Defendant’s first issue is that the trial court erred in failing to make findings of fact or
conclusions of law despite defendant’s submission of detailed proposed findings. The trial court
issued a nineteen-page written opinion following trial, detailing its findings of fact and
conclusions of law. It specifically noted that such is required by MCR 2.517(A). Further, when
we initially reviewed the trial court’s opinion, we agreed that additional findings were necessary
for appellate review. This matter was remanded to the trial court with specific instructions to
supplement its findings and conclusion with respect to the basis of its valuation and distribution
of the real property located on US 12. The trial court filed its supplemental findings with this
Court in May 2000.
Consequently, the trial court’s factual findings and conclusions of law are in accordance
with MCR 2.517(A) and we find no further error with regard to defendant’s contention in this
regard. We note that there was a great deal of conflicting evidence at trial and it was for the trial
court, as the fact finder, to resolve these factual discrepancies because “regard shall be given to
the special opportunity of the trial court to judge the credibility of the witnesses who appeared
before it.” MCR 2.613(C).
B.
Defendant next argues that the trial court erred in voiding her title to the Gage Street
property on equitable grounds and revesting all title to plaintiff. At the outset, we note that the
trial court’s factual findings are reviewed for clear error, while its conclusions of law are
reviewed de novo. Omnicom of Michigan v Giannetti Investment Co, 221 Mich App 341, 348;
561 NW2d 138 (1997).

**Recorded information:**
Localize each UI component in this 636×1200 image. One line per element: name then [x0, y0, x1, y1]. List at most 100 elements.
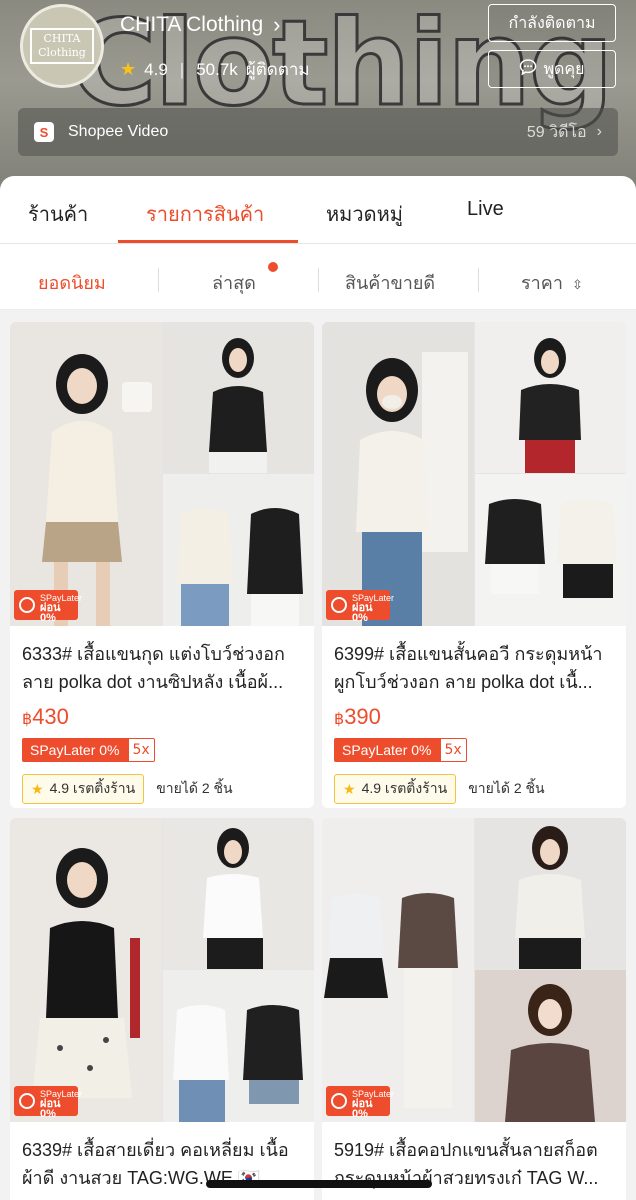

**Exercise task 1:** According to the court opinion excerpt, when did the trial court file its supplemental findings with the appellate court?
**Exercise task 2:** Pick up the court opinion excerpt after its final sentence and continue it.

**Output 1:** In May 2000.

**Output 2:**
The evidence surrounding this property was clearly disputed at trial. Plaintiff and his
wife purchased the Gage Street property and Jane Williams continued to reside there until
February 1986. In January 1986, plaintiff had received a delinquency notice from his mortgage
company indicating that he was two months behind on the mortgage payments. Defendant
testified that plaintiff asked her to “take over” this property because he was about to lose it, and
she agreed to take the property and make the mortgage payments on it. Plaintiff, on the other
hand, testified that defendant suggested that he obtain a quitclaim deed from his wife and give
her $15,000 as a settlement for the quitclaim deed.2 Although plaintiff admitted that he never
gave his former wife any money in consideration of the quitclaim deed, she and plaintiff signed a
quitclaim deed, dated February 24, 1986, conveying the property to Sunshine Investments
(defendant’s corporation).
The trial court’s ruling that the quitclaim deed is void is amply supported by the record.
The quitclaim deed was apparently delivered unwitnessed to defendant in February 1986. In fact,
2
We note that defendant became a real estate agent in the early 1980s and that she also has a real
estate broker’s license.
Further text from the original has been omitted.